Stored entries
##########
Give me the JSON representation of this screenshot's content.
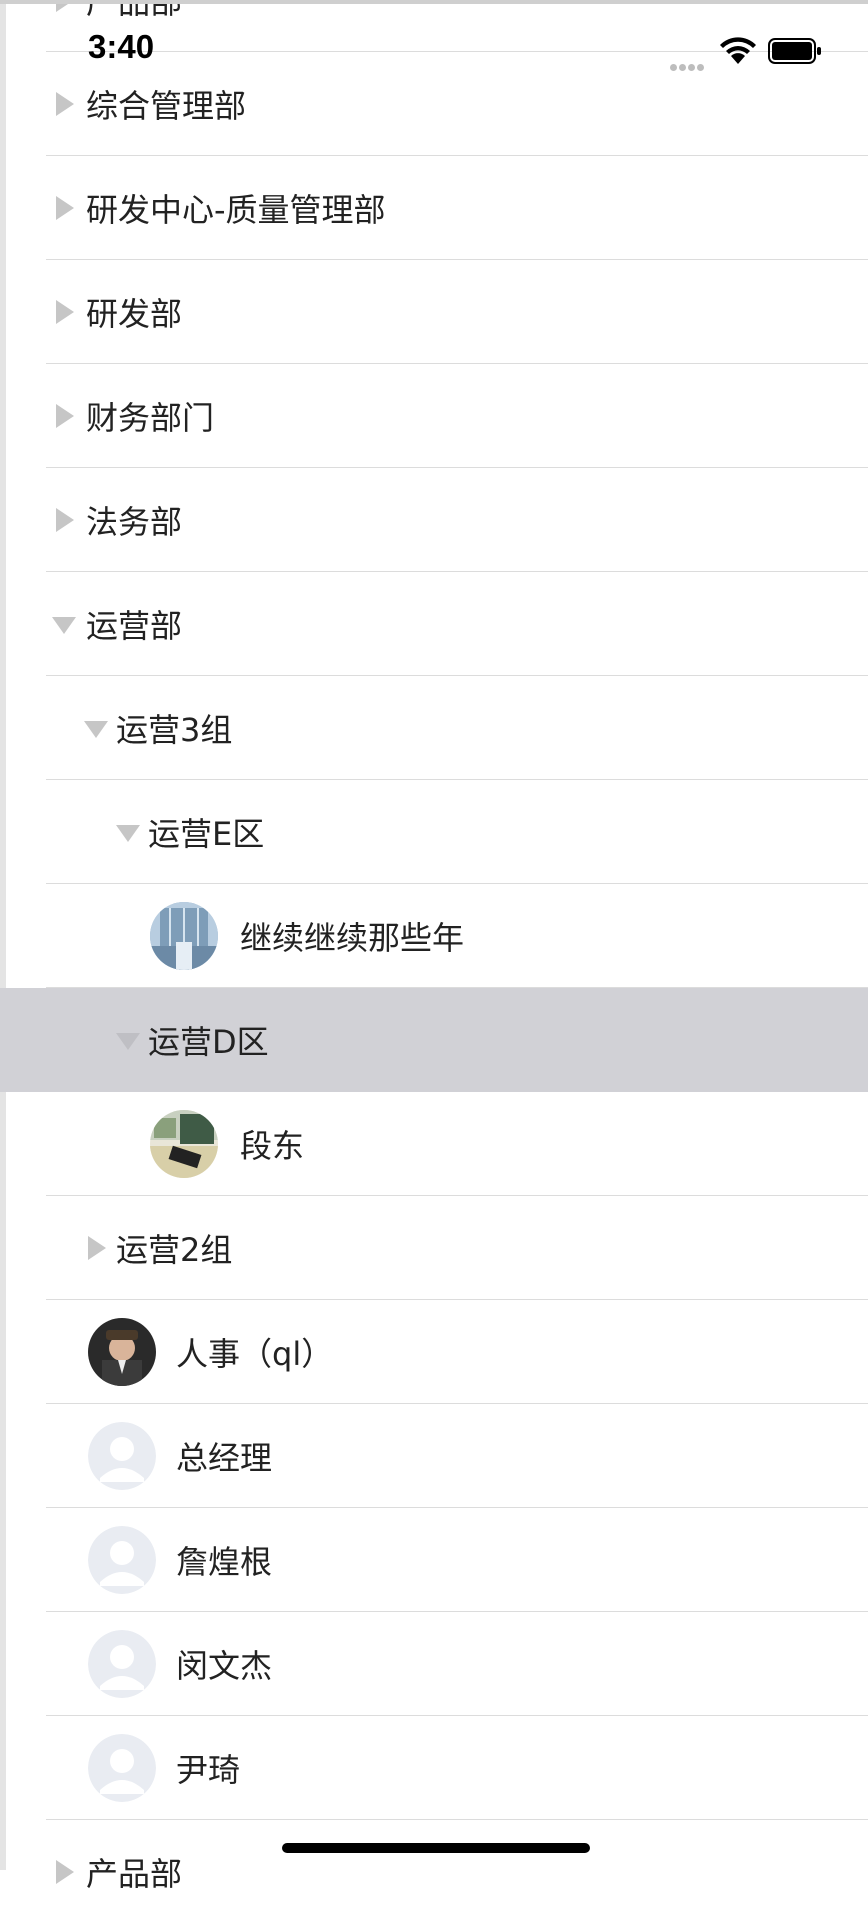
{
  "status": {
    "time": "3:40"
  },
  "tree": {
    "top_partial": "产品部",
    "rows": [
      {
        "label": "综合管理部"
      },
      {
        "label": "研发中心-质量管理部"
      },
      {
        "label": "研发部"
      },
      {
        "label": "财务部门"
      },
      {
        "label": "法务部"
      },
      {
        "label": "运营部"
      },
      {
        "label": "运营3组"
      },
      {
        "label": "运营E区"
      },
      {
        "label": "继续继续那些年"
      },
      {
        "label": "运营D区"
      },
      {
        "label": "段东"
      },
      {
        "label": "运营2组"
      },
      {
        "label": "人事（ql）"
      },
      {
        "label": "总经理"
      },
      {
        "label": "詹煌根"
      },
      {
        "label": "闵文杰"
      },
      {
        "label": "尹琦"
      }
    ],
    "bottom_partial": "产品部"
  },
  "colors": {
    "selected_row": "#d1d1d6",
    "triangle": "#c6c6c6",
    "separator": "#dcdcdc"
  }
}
##########
**GOAL:** Exclude every picture and copy the remaining data exactly.

**ANSWER TO THIS TASK:**
Give me the JSON representation of this screenshot's content.
{
  "status": {
    "time": "3:40"
  },
  "tree": {
    "top_partial": "产品部",
    "rows": [
      {
        "label": "综合管理部"
      },
      {
        "label": "研发中心-质量管理部"
      },
      {
        "label": "研发部"
      },
      {
        "label": "财务部门"
      },
      {
        "label": "法务部"
      },
      {
        "label": "运营部"
      },
      {
        "label": "运营3组"
      },
      {
        "label": "运营E区"
      },
      {
        "label": "继续继续那些年"
      },
      {
        "label": "运营D区"
      },
      {
        "label": "段东"
      },
      {
        "label": "运营2组"
      },
      {
        "label": "人事（ql）"
      },
      {
        "label": "总经理"
      },
      {
        "label": "詹煌根"
      },
      {
        "label": "闵文杰"
      },
      {
        "label": "尹琦"
      }
    ],
    "bottom_partial": "产品部"
  },
  "colors": {
    "selected_row": "#d1d1d6",
    "triangle": "#c6c6c6",
    "separator": "#dcdcdc"
  }
}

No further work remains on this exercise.